— Begin Dataset —

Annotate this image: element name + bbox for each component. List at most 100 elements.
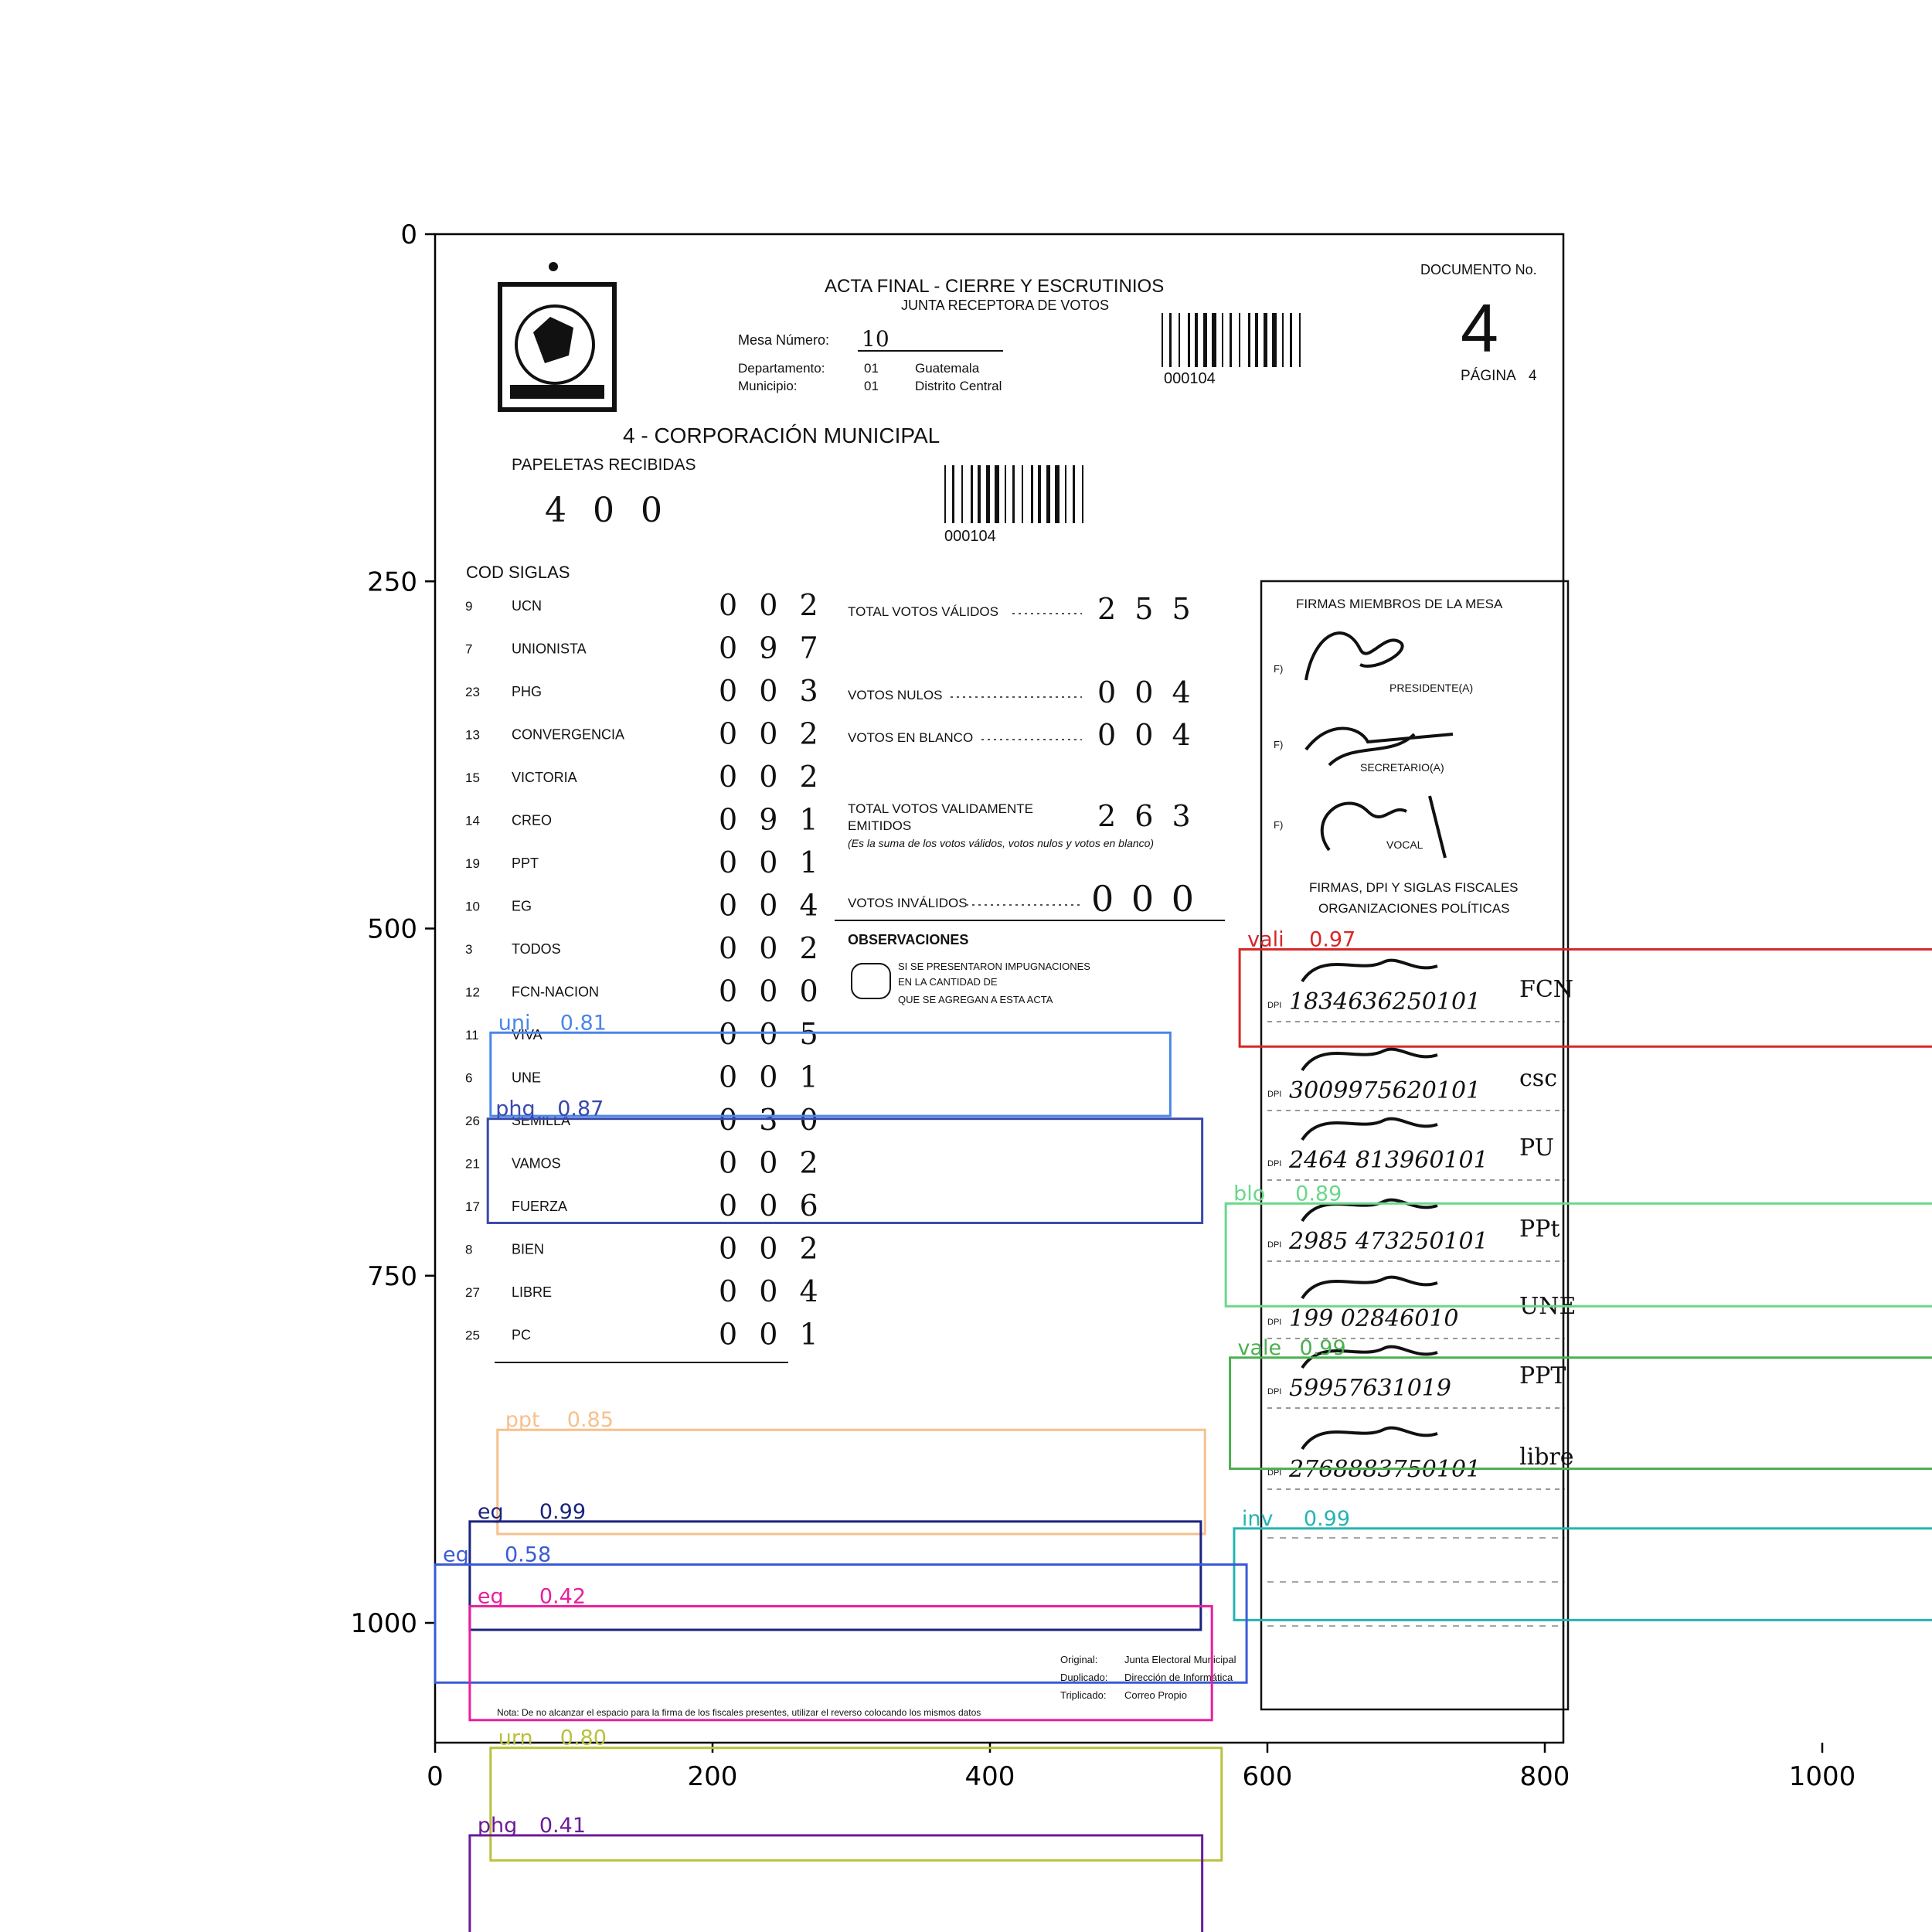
detection-box: eg 0.42 xyxy=(468,1584,1213,1722)
dpi-prefix: DPI xyxy=(1267,1387,1281,1396)
detection-box: vale 0.99 xyxy=(1229,1336,1932,1471)
party-votes: 0 0 2 xyxy=(719,1146,825,1180)
y-tick-label: 1000 xyxy=(350,1608,417,1639)
party-row: 23 PHG 0 0 3 xyxy=(465,674,818,708)
fiscal-entry: DPI 1834636250101 FCN xyxy=(1267,958,1573,1022)
party-row: 13 CONVERGENCIA 0 0 2 xyxy=(465,717,818,751)
party-code: 23 xyxy=(465,685,480,699)
footer-original-label: Original: xyxy=(1060,1654,1097,1665)
detection-score: 0.41 xyxy=(539,1814,586,1838)
detection-box: eg 0.58 xyxy=(434,1543,1248,1684)
detection-score: 0.81 xyxy=(560,1011,607,1035)
party-votes: 0 0 4 xyxy=(719,1274,825,1308)
party-votes: 0 9 7 xyxy=(719,631,825,665)
f-prefix-vocal: F) xyxy=(1274,819,1283,831)
detection-rect xyxy=(486,1117,1204,1224)
detection-box: eg 0.99 xyxy=(468,1500,1202,1631)
detection-score: 0.85 xyxy=(567,1408,614,1432)
party-name: VIVA xyxy=(512,1027,543,1043)
logo-emblem xyxy=(498,262,617,412)
fiscales-title-2: ORGANIZACIONES POLÍTICAS xyxy=(1318,901,1510,916)
party-code: 26 xyxy=(465,1114,480,1128)
party-name: TODOS xyxy=(512,941,561,957)
detection-score: 0.58 xyxy=(505,1543,551,1567)
detection-rect xyxy=(489,1031,1172,1117)
observaciones-line-2: EN LA CANTIDAD DE xyxy=(898,976,998,988)
y-axis: 025050075010001250150017502000 xyxy=(350,219,435,1639)
footer-triplicado-label: Triplicado: xyxy=(1060,1689,1106,1701)
mesa-value: 10 xyxy=(862,326,889,352)
party-name: VICTORIA xyxy=(512,770,577,785)
footer-original-value: Junta Electoral Municipal xyxy=(1124,1654,1236,1665)
dpi-prefix: DPI xyxy=(1267,1001,1281,1010)
party-code: 21 xyxy=(465,1157,480,1172)
detection-label: ppt xyxy=(505,1408,540,1432)
municipio-label: Municipio: xyxy=(738,379,798,393)
fiscal-siglas: FCN xyxy=(1519,976,1573,1003)
footer-nota: Nota: De no alcanzar el espacio para la … xyxy=(497,1707,981,1718)
municipio-code: 01 xyxy=(864,379,879,393)
fiscal-dpi: 59957631019 xyxy=(1289,1375,1451,1402)
party-code: 11 xyxy=(465,1028,479,1043)
fiscal-dpi: 199 02846010 xyxy=(1289,1305,1459,1332)
detection-rect xyxy=(1224,1202,1932,1308)
detection-box: blo 0.89 xyxy=(1224,1182,1932,1308)
party-code: 8 xyxy=(465,1243,472,1257)
detection-box: ppt 0.85 xyxy=(496,1408,1206,1536)
detection-rect xyxy=(434,1563,1248,1684)
x-tick-label: 200 xyxy=(688,1761,738,1792)
party-code: 6 xyxy=(465,1071,472,1086)
pagina-value: 4 xyxy=(1529,368,1537,384)
fiscal-siglas: csc xyxy=(1519,1065,1557,1092)
party-votes: 0 0 2 xyxy=(719,760,825,794)
secretario-label: SECRETARIO(A) xyxy=(1360,761,1444,774)
party-name: CONVERGENCIA xyxy=(512,727,624,743)
observaciones-title: OBSERVACIONES xyxy=(848,932,968,947)
party-votes: 0 0 1 xyxy=(719,1318,825,1352)
fiscal-signature xyxy=(1301,1275,1438,1300)
party-name: PC xyxy=(512,1328,531,1343)
detection-rect xyxy=(468,1604,1213,1722)
party-code: 10 xyxy=(465,900,480,914)
party-row: 27 LIBRE 0 0 4 xyxy=(465,1274,825,1308)
observaciones-line-3: QUE SE AGREGAN A ESTA ACTA xyxy=(898,994,1053,1005)
fiscal-signature xyxy=(1301,1426,1438,1451)
party-votes: 0 0 6 xyxy=(719,1189,825,1223)
party-row: 25 PC 0 0 1 xyxy=(465,1318,825,1352)
party-name: EG xyxy=(512,899,532,914)
total-emitidos-label-2: EMITIDOS xyxy=(848,818,911,833)
firmas-title: FIRMAS MIEMBROS DE LA MESA xyxy=(1296,597,1503,611)
fiscales-title-1: FIRMAS, DPI Y SIGLAS FISCALES xyxy=(1309,880,1519,895)
detection-label: phg xyxy=(478,1814,517,1838)
fiscal-siglas: libre xyxy=(1519,1444,1574,1471)
papeletas-value: 4 0 0 xyxy=(545,491,670,530)
party-code: 15 xyxy=(465,770,480,785)
party-code: 9 xyxy=(465,599,472,614)
presidente-label: PRESIDENTE(A) xyxy=(1389,682,1473,694)
detection-label: vale xyxy=(1238,1336,1282,1360)
detection-box: vali 0.97 xyxy=(1238,927,1932,1048)
papeletas-label: PAPELETAS RECIBIDAS xyxy=(512,456,696,474)
party-votes: 0 0 1 xyxy=(719,1060,825,1094)
party-votes: 0 9 1 xyxy=(719,803,825,837)
detection-label: phg xyxy=(495,1097,535,1121)
party-votes: 0 0 0 xyxy=(719,975,825,1009)
party-name: FCN-NACION xyxy=(512,985,599,1000)
parties-header: COD SIGLAS xyxy=(466,563,570,582)
party-name: VAMOS xyxy=(512,1156,561,1172)
party-name: UCN xyxy=(512,598,542,614)
party-name: UNIONISTA xyxy=(512,641,587,657)
signature-vocal xyxy=(1320,795,1447,859)
fiscal-dpi: 2985 473250101 xyxy=(1288,1228,1488,1255)
totals-block: TOTAL VOTOS VÁLIDOS 2 5 5 VOTOS NULOS 0 … xyxy=(835,592,1225,921)
party-code: 19 xyxy=(465,856,480,871)
detection-label: uni xyxy=(498,1011,531,1035)
party-name: FUERZA xyxy=(512,1199,567,1214)
detection-score: 0.99 xyxy=(539,1500,586,1524)
f-prefix-presidente: F) xyxy=(1274,663,1283,675)
mesa-label: Mesa Número: xyxy=(738,332,829,348)
x-tick-label: 400 xyxy=(965,1761,1015,1792)
signatures-panel: FIRMAS MIEMBROS DE LA MESA F) PRESIDENTE… xyxy=(1260,580,1576,1711)
party-row: 3 TODOS 0 0 2 xyxy=(465,931,818,965)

— End Dataset —

* Required task *
Return, unchanged, the records from the line with "detection-box: eg 0.42" to the line with "detection-score: 0.41 xyxy=(539,1814,586,1838)", including both of those lines.

* Final result *
detection-box: eg 0.42 xyxy=(468,1584,1213,1722)
dpi-prefix: DPI xyxy=(1267,1387,1281,1396)
detection-box: vale 0.99 xyxy=(1229,1336,1932,1471)
party-votes: 0 0 2 xyxy=(719,1146,825,1180)
y-tick-label: 1000 xyxy=(350,1608,417,1639)
party-row: 23 PHG 0 0 3 xyxy=(465,674,818,708)
fiscal-entry: DPI 1834636250101 FCN xyxy=(1267,958,1573,1022)
party-row: 13 CONVERGENCIA 0 0 2 xyxy=(465,717,818,751)
party-code: 23 xyxy=(465,685,480,699)
footer-original-label: Original: xyxy=(1060,1654,1097,1665)
detection-score: 0.41 xyxy=(539,1814,586,1838)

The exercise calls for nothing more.